• CHALLENGE: Every record should be repeated exactly, except that pictures are left out.

Items from a data source:
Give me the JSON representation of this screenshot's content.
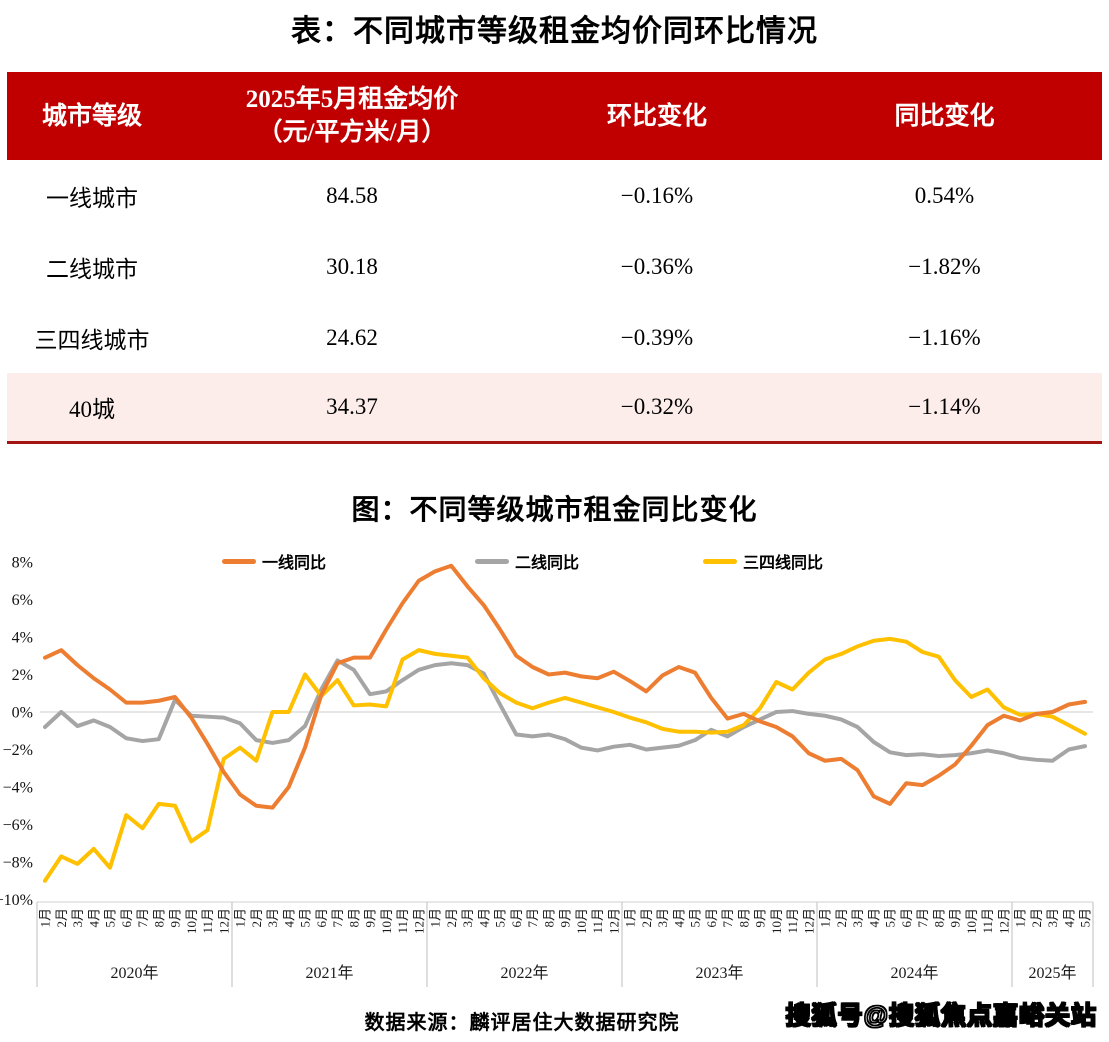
{
  "table": {
    "title": "表：不同城市等级租金均价同环比情况",
    "header": {
      "col1": "城市等级",
      "col2_line1": "2025年5月租金均价",
      "col2_line2": "（元/平方米/月）",
      "col3": "环比变化",
      "col4": "同比变化"
    },
    "rows": [
      {
        "tier": "一线城市",
        "price": "84.58",
        "mom": "−0.16%",
        "yoy": "0.54%",
        "highlight": false
      },
      {
        "tier": "二线城市",
        "price": "30.18",
        "mom": "−0.36%",
        "yoy": "−1.82%",
        "highlight": false
      },
      {
        "tier": "三四线城市",
        "price": "24.62",
        "mom": "−0.39%",
        "yoy": "−1.16%",
        "highlight": false
      },
      {
        "tier": "40城",
        "price": "34.37",
        "mom": "−0.32%",
        "yoy": "−1.14%",
        "highlight": true
      }
    ],
    "header_bg": "#C00000",
    "highlight_bg": "#FCEDEB",
    "bottom_border": "#A31410"
  },
  "chart": {
    "title": "图：不同等级城市租金同比变化",
    "legend": [
      {
        "label": "一线同比",
        "color": "#ED7D31"
      },
      {
        "label": "二线同比",
        "color": "#A5A5A5"
      },
      {
        "label": "三四线同比",
        "color": "#FFC000"
      }
    ]
  },
  "chart_data": {
    "type": "line",
    "title": "图：不同等级城市租金同比变化",
    "ylabel": "",
    "xlabel": "",
    "unit": "%",
    "ylim": [
      -10,
      8
    ],
    "grid": "zero-line-only",
    "legend_position": "top",
    "ytick_labels": [
      "8%",
      "6%",
      "4%",
      "2%",
      "0%",
      "−2%",
      "−4%",
      "−6%",
      "−8%",
      "−10%"
    ],
    "ytick_values": [
      8,
      6,
      4,
      2,
      0,
      -2,
      -4,
      -6,
      -8,
      -10
    ],
    "year_labels": [
      "2020年",
      "2021年",
      "2022年",
      "2023年",
      "2024年",
      "2025年"
    ],
    "x_month_labels": [
      "1月",
      "2月",
      "3月",
      "4月",
      "5月",
      "6月",
      "7月",
      "8月",
      "9月",
      "10月",
      "11月",
      "12月",
      "1月",
      "2月",
      "3月",
      "4月",
      "5月",
      "6月",
      "7月",
      "8月",
      "9月",
      "10月",
      "11月",
      "12月",
      "1月",
      "2月",
      "3月",
      "4月",
      "5月",
      "6月",
      "7月",
      "8月",
      "9月",
      "10月",
      "11月",
      "12月",
      "1月",
      "2月",
      "3月",
      "4月",
      "5月",
      "6月",
      "7月",
      "8月",
      "9月",
      "10月",
      "11月",
      "12月",
      "1月",
      "2月",
      "3月",
      "4月",
      "5月",
      "6月",
      "7月",
      "8月",
      "9月",
      "10月",
      "11月",
      "12月",
      "1月",
      "2月",
      "3月",
      "4月",
      "5月"
    ],
    "series": [
      {
        "name": "一线同比",
        "color": "#ED7D31",
        "values": [
          2.9,
          3.3,
          2.5,
          1.8,
          1.2,
          0.5,
          0.5,
          0.6,
          0.8,
          -0.3,
          -1.7,
          -3.2,
          -4.4,
          -5.0,
          -5.1,
          -4.0,
          -1.9,
          0.9,
          2.6,
          2.9,
          2.9,
          4.4,
          5.8,
          7.0,
          7.5,
          7.8,
          6.7,
          5.7,
          4.4,
          3.0,
          2.4,
          2.0,
          2.1,
          1.9,
          1.8,
          2.15,
          1.65,
          1.1,
          1.95,
          2.4,
          2.1,
          0.75,
          -0.35,
          -0.1,
          -0.5,
          -0.8,
          -1.3,
          -2.2,
          -2.6,
          -2.5,
          -3.1,
          -4.5,
          -4.9,
          -3.8,
          -3.9,
          -3.4,
          -2.8,
          -1.8,
          -0.7,
          -0.2,
          -0.45,
          -0.1,
          0.0,
          0.4,
          0.54
        ]
      },
      {
        "name": "二线同比",
        "color": "#A5A5A5",
        "values": [
          -0.8,
          0.0,
          -0.75,
          -0.45,
          -0.8,
          -1.4,
          -1.55,
          -1.45,
          0.65,
          -0.2,
          -0.25,
          -0.3,
          -0.6,
          -1.5,
          -1.65,
          -1.5,
          -0.75,
          1.2,
          2.75,
          2.25,
          0.95,
          1.1,
          1.7,
          2.25,
          2.5,
          2.6,
          2.5,
          2.05,
          0.4,
          -1.2,
          -1.3,
          -1.2,
          -1.45,
          -1.9,
          -2.05,
          -1.85,
          -1.75,
          -2.0,
          -1.9,
          -1.8,
          -1.5,
          -0.95,
          -1.3,
          -0.8,
          -0.4,
          0.0,
          0.05,
          -0.1,
          -0.2,
          -0.4,
          -0.8,
          -1.6,
          -2.15,
          -2.3,
          -2.25,
          -2.35,
          -2.3,
          -2.2,
          -2.05,
          -2.2,
          -2.45,
          -2.55,
          -2.6,
          -2.0,
          -1.82
        ]
      },
      {
        "name": "三四线同比",
        "color": "#FFC000",
        "values": [
          -9.0,
          -7.7,
          -8.1,
          -7.3,
          -8.3,
          -5.5,
          -6.2,
          -4.9,
          -5.0,
          -6.9,
          -6.3,
          -2.5,
          -1.9,
          -2.6,
          0.0,
          0.0,
          2.0,
          0.85,
          1.7,
          0.35,
          0.4,
          0.3,
          2.8,
          3.3,
          3.1,
          3.0,
          2.9,
          1.8,
          1.0,
          0.5,
          0.2,
          0.5,
          0.75,
          0.5,
          0.25,
          0.0,
          -0.3,
          -0.55,
          -0.9,
          -1.05,
          -1.05,
          -1.1,
          -1.05,
          -0.7,
          0.2,
          1.6,
          1.2,
          2.1,
          2.8,
          3.1,
          3.5,
          3.8,
          3.9,
          3.75,
          3.2,
          2.95,
          1.7,
          0.8,
          1.2,
          0.25,
          -0.15,
          -0.1,
          -0.25,
          -0.7,
          -1.16
        ]
      }
    ]
  },
  "footer": {
    "source": "数据来源：麟评居住大数据研究院",
    "watermark": "搜狐号@搜狐焦点嘉峪关站"
  }
}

• RESPONSE BELOW:
Give me the JSON representation of this screenshot's content.
{
  "table": {
    "title": "表：不同城市等级租金均价同环比情况",
    "header": {
      "col1": "城市等级",
      "col2_line1": "2025年5月租金均价",
      "col2_line2": "（元/平方米/月）",
      "col3": "环比变化",
      "col4": "同比变化"
    },
    "rows": [
      {
        "tier": "一线城市",
        "price": "84.58",
        "mom": "−0.16%",
        "yoy": "0.54%",
        "highlight": false
      },
      {
        "tier": "二线城市",
        "price": "30.18",
        "mom": "−0.36%",
        "yoy": "−1.82%",
        "highlight": false
      },
      {
        "tier": "三四线城市",
        "price": "24.62",
        "mom": "−0.39%",
        "yoy": "−1.16%",
        "highlight": false
      },
      {
        "tier": "40城",
        "price": "34.37",
        "mom": "−0.32%",
        "yoy": "−1.14%",
        "highlight": true
      }
    ],
    "header_bg": "#C00000",
    "highlight_bg": "#FCEDEB",
    "bottom_border": "#A31410"
  },
  "chart": {
    "title": "图：不同等级城市租金同比变化",
    "legend": [
      {
        "label": "一线同比",
        "color": "#ED7D31"
      },
      {
        "label": "二线同比",
        "color": "#A5A5A5"
      },
      {
        "label": "三四线同比",
        "color": "#FFC000"
      }
    ]
  },
  "chart_data": {
    "type": "line",
    "title": "图：不同等级城市租金同比变化",
    "ylabel": "",
    "xlabel": "",
    "unit": "%",
    "ylim": [
      -10,
      8
    ],
    "grid": "zero-line-only",
    "legend_position": "top",
    "ytick_labels": [
      "8%",
      "6%",
      "4%",
      "2%",
      "0%",
      "−2%",
      "−4%",
      "−6%",
      "−8%",
      "−10%"
    ],
    "ytick_values": [
      8,
      6,
      4,
      2,
      0,
      -2,
      -4,
      -6,
      -8,
      -10
    ],
    "year_labels": [
      "2020年",
      "2021年",
      "2022年",
      "2023年",
      "2024年",
      "2025年"
    ],
    "x_month_labels": [
      "1月",
      "2月",
      "3月",
      "4月",
      "5月",
      "6月",
      "7月",
      "8月",
      "9月",
      "10月",
      "11月",
      "12月",
      "1月",
      "2月",
      "3月",
      "4月",
      "5月",
      "6月",
      "7月",
      "8月",
      "9月",
      "10月",
      "11月",
      "12月",
      "1月",
      "2月",
      "3月",
      "4月",
      "5月",
      "6月",
      "7月",
      "8月",
      "9月",
      "10月",
      "11月",
      "12月",
      "1月",
      "2月",
      "3月",
      "4月",
      "5月",
      "6月",
      "7月",
      "8月",
      "9月",
      "10月",
      "11月",
      "12月",
      "1月",
      "2月",
      "3月",
      "4月",
      "5月",
      "6月",
      "7月",
      "8月",
      "9月",
      "10月",
      "11月",
      "12月",
      "1月",
      "2月",
      "3月",
      "4月",
      "5月"
    ],
    "series": [
      {
        "name": "一线同比",
        "color": "#ED7D31",
        "values": [
          2.9,
          3.3,
          2.5,
          1.8,
          1.2,
          0.5,
          0.5,
          0.6,
          0.8,
          -0.3,
          -1.7,
          -3.2,
          -4.4,
          -5.0,
          -5.1,
          -4.0,
          -1.9,
          0.9,
          2.6,
          2.9,
          2.9,
          4.4,
          5.8,
          7.0,
          7.5,
          7.8,
          6.7,
          5.7,
          4.4,
          3.0,
          2.4,
          2.0,
          2.1,
          1.9,
          1.8,
          2.15,
          1.65,
          1.1,
          1.95,
          2.4,
          2.1,
          0.75,
          -0.35,
          -0.1,
          -0.5,
          -0.8,
          -1.3,
          -2.2,
          -2.6,
          -2.5,
          -3.1,
          -4.5,
          -4.9,
          -3.8,
          -3.9,
          -3.4,
          -2.8,
          -1.8,
          -0.7,
          -0.2,
          -0.45,
          -0.1,
          0.0,
          0.4,
          0.54
        ]
      },
      {
        "name": "二线同比",
        "color": "#A5A5A5",
        "values": [
          -0.8,
          0.0,
          -0.75,
          -0.45,
          -0.8,
          -1.4,
          -1.55,
          -1.45,
          0.65,
          -0.2,
          -0.25,
          -0.3,
          -0.6,
          -1.5,
          -1.65,
          -1.5,
          -0.75,
          1.2,
          2.75,
          2.25,
          0.95,
          1.1,
          1.7,
          2.25,
          2.5,
          2.6,
          2.5,
          2.05,
          0.4,
          -1.2,
          -1.3,
          -1.2,
          -1.45,
          -1.9,
          -2.05,
          -1.85,
          -1.75,
          -2.0,
          -1.9,
          -1.8,
          -1.5,
          -0.95,
          -1.3,
          -0.8,
          -0.4,
          0.0,
          0.05,
          -0.1,
          -0.2,
          -0.4,
          -0.8,
          -1.6,
          -2.15,
          -2.3,
          -2.25,
          -2.35,
          -2.3,
          -2.2,
          -2.05,
          -2.2,
          -2.45,
          -2.55,
          -2.6,
          -2.0,
          -1.82
        ]
      },
      {
        "name": "三四线同比",
        "color": "#FFC000",
        "values": [
          -9.0,
          -7.7,
          -8.1,
          -7.3,
          -8.3,
          -5.5,
          -6.2,
          -4.9,
          -5.0,
          -6.9,
          -6.3,
          -2.5,
          -1.9,
          -2.6,
          0.0,
          0.0,
          2.0,
          0.85,
          1.7,
          0.35,
          0.4,
          0.3,
          2.8,
          3.3,
          3.1,
          3.0,
          2.9,
          1.8,
          1.0,
          0.5,
          0.2,
          0.5,
          0.75,
          0.5,
          0.25,
          0.0,
          -0.3,
          -0.55,
          -0.9,
          -1.05,
          -1.05,
          -1.1,
          -1.05,
          -0.7,
          0.2,
          1.6,
          1.2,
          2.1,
          2.8,
          3.1,
          3.5,
          3.8,
          3.9,
          3.75,
          3.2,
          2.95,
          1.7,
          0.8,
          1.2,
          0.25,
          -0.15,
          -0.1,
          -0.25,
          -0.7,
          -1.16
        ]
      }
    ]
  },
  "footer": {
    "source": "数据来源：麟评居住大数据研究院",
    "watermark": "搜狐号@搜狐焦点嘉峪关站"
  }
}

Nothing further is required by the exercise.